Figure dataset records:

◆ ◆ ◆ ◆

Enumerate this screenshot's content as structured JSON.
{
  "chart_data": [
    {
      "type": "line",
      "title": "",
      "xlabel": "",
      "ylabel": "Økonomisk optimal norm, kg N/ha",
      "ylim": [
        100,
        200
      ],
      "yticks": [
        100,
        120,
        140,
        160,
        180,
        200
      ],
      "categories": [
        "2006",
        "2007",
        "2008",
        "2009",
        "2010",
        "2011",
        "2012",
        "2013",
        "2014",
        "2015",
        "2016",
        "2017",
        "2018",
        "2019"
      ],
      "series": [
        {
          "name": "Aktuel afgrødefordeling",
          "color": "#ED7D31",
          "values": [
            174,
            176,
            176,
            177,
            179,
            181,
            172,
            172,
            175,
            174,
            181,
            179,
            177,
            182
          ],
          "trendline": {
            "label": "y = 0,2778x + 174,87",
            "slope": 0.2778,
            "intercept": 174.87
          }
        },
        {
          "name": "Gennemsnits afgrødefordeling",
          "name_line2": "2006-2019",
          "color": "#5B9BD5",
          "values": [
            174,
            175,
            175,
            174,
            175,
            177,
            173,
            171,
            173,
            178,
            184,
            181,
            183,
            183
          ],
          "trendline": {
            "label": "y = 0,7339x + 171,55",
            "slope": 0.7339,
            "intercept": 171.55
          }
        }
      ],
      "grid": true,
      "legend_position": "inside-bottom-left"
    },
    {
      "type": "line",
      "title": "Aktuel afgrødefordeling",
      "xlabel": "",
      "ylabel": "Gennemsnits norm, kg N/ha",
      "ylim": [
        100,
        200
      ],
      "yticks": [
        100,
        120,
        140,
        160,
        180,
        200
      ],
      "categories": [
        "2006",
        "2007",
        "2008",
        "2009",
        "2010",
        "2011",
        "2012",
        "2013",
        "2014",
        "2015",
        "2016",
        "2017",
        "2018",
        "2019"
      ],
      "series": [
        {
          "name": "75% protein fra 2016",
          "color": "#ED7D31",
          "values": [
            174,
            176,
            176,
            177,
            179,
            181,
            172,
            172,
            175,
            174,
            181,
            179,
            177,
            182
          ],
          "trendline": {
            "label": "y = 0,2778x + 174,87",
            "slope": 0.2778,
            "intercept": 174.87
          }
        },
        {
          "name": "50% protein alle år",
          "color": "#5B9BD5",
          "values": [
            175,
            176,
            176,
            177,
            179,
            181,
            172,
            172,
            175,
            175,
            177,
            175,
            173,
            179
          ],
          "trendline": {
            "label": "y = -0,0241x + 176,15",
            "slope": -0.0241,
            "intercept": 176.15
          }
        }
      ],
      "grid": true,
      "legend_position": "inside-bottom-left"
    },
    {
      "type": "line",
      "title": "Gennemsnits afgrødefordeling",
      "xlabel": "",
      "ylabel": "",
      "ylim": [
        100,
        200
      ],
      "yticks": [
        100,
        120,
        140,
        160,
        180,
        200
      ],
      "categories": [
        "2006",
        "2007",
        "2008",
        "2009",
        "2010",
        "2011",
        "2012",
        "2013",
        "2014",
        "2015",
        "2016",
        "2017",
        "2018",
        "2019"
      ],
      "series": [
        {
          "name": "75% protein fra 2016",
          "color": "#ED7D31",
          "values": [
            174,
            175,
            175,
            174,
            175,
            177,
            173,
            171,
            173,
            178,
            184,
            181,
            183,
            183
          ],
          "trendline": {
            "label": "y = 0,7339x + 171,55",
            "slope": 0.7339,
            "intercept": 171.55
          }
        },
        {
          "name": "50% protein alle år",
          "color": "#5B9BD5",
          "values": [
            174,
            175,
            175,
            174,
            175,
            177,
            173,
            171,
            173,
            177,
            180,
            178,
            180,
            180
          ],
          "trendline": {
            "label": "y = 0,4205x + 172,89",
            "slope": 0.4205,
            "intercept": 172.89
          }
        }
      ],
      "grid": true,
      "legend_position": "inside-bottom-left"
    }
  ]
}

◆ ◆ ◆ ◆

## About this exercise
Collect every line above that contains the word "ylabel".

## Result of the exercise
      "ylabel": "Økonomisk optimal norm, kg N/ha",
      "ylabel": "Gennemsnits norm, kg N/ha",
      "ylabel": "",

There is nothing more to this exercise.